[Job]
Count every line that holds the string "life", then give that number alone.

[Stored data]
┌──

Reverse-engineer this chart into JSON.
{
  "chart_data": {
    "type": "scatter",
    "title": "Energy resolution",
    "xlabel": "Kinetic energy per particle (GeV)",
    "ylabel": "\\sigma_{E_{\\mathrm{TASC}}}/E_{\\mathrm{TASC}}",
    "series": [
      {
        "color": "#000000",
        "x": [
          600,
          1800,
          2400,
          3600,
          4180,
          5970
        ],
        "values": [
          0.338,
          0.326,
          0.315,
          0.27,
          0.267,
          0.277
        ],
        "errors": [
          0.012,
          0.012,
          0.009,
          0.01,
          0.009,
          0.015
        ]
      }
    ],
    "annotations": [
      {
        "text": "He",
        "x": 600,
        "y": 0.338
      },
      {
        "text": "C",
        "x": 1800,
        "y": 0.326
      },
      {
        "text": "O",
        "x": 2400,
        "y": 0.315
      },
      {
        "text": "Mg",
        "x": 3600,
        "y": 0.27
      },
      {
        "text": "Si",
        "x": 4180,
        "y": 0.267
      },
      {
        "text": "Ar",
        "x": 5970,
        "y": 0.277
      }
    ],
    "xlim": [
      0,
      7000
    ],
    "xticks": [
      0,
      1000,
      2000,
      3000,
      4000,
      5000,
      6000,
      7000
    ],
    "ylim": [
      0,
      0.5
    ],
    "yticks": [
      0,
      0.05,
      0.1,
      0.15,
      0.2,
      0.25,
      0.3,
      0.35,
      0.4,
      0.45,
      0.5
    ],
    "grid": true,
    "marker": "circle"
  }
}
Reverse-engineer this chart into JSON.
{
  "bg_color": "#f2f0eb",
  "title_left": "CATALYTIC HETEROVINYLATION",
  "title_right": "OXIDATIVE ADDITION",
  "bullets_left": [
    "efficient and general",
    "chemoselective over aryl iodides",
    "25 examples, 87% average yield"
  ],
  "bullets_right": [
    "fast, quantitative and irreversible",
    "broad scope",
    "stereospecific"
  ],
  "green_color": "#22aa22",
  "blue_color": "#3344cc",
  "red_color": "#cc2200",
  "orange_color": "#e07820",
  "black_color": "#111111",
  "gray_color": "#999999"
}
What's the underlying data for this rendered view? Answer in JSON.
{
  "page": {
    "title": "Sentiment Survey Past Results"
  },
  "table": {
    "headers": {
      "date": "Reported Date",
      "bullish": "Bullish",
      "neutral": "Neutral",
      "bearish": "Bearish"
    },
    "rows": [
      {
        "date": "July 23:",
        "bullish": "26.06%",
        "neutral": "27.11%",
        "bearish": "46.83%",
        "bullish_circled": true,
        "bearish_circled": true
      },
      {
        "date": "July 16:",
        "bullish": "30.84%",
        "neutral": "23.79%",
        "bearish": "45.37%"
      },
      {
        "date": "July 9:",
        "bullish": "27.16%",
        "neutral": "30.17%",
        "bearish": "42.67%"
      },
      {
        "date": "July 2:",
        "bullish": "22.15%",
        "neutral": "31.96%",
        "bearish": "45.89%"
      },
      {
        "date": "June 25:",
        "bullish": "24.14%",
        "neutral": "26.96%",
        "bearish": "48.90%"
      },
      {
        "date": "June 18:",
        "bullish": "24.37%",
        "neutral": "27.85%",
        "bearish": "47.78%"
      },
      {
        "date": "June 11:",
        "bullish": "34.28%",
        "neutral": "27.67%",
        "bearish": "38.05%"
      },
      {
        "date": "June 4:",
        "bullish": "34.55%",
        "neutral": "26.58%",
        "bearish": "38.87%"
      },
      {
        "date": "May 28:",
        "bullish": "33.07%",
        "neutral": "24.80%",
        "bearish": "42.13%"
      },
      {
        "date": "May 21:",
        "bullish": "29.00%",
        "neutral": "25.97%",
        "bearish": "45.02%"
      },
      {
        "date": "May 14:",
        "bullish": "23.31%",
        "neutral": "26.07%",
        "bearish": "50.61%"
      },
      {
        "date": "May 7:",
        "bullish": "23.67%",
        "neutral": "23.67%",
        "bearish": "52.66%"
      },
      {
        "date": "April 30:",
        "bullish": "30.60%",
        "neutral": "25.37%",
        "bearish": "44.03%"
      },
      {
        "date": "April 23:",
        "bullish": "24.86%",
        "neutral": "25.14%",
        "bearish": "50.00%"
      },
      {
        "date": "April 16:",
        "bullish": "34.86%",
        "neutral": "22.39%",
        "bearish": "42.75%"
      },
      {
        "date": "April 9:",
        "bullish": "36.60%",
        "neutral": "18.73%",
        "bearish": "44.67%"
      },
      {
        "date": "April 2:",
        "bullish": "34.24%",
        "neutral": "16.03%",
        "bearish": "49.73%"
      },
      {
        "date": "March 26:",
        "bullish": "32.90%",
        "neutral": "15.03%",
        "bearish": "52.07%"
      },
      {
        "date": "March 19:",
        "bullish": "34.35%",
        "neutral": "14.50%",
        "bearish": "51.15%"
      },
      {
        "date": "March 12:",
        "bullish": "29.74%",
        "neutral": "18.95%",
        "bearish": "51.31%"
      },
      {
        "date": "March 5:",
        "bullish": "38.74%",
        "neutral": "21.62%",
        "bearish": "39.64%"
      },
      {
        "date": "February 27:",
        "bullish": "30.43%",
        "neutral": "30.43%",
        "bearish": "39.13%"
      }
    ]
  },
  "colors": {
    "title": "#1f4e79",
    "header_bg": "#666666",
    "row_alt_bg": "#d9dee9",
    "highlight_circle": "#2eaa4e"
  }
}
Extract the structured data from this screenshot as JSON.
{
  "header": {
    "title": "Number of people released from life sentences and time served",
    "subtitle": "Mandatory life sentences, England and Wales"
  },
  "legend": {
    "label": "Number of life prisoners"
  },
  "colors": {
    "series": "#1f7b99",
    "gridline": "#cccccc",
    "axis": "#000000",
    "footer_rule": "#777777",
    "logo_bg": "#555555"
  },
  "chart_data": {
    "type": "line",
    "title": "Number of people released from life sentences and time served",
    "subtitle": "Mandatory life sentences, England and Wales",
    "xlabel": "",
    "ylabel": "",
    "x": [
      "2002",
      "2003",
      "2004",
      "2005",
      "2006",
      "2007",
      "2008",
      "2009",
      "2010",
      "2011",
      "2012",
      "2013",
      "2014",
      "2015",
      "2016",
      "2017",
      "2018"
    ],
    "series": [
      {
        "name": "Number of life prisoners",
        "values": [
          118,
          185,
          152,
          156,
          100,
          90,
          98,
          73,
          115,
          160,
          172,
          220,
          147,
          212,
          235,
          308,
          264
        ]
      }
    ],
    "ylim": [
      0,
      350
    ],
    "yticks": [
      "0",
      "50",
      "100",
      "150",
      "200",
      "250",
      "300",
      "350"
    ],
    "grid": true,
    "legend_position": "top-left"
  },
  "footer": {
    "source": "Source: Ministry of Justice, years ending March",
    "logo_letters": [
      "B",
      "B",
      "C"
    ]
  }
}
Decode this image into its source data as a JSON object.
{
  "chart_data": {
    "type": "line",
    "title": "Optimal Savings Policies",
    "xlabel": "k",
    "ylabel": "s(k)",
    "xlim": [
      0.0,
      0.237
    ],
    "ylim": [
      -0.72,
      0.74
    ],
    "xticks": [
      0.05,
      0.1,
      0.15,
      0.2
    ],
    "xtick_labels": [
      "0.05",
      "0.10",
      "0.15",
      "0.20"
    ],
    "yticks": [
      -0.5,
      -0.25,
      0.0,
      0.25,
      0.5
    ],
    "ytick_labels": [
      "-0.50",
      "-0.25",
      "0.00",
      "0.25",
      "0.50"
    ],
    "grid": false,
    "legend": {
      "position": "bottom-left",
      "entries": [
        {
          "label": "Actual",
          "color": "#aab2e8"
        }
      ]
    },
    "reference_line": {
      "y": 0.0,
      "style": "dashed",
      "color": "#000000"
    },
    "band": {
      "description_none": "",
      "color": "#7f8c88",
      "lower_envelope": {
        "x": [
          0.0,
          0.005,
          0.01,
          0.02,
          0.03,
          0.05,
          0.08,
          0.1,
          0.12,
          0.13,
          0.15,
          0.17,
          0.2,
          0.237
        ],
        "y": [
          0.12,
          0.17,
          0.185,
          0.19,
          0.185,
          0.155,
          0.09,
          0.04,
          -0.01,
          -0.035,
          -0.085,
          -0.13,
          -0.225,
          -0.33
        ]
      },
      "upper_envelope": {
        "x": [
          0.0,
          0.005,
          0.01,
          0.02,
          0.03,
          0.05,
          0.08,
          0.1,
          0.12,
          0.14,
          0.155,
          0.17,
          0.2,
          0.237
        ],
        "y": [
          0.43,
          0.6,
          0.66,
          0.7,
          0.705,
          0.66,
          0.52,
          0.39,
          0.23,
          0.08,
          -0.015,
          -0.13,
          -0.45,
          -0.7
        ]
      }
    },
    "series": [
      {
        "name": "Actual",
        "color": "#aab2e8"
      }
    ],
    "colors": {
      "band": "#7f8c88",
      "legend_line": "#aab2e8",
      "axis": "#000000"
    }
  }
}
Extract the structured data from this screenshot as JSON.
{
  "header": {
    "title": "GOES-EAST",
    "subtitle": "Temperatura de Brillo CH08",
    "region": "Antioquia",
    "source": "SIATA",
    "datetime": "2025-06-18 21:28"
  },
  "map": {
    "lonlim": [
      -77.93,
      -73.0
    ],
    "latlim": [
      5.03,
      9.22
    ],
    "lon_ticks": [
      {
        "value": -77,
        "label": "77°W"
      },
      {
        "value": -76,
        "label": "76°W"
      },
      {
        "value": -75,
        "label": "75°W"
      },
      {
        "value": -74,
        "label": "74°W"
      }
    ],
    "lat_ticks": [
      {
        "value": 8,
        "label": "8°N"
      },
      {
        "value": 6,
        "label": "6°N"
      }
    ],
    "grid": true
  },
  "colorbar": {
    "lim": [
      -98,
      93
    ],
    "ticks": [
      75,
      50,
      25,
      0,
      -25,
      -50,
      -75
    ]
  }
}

└──

[Task response]
6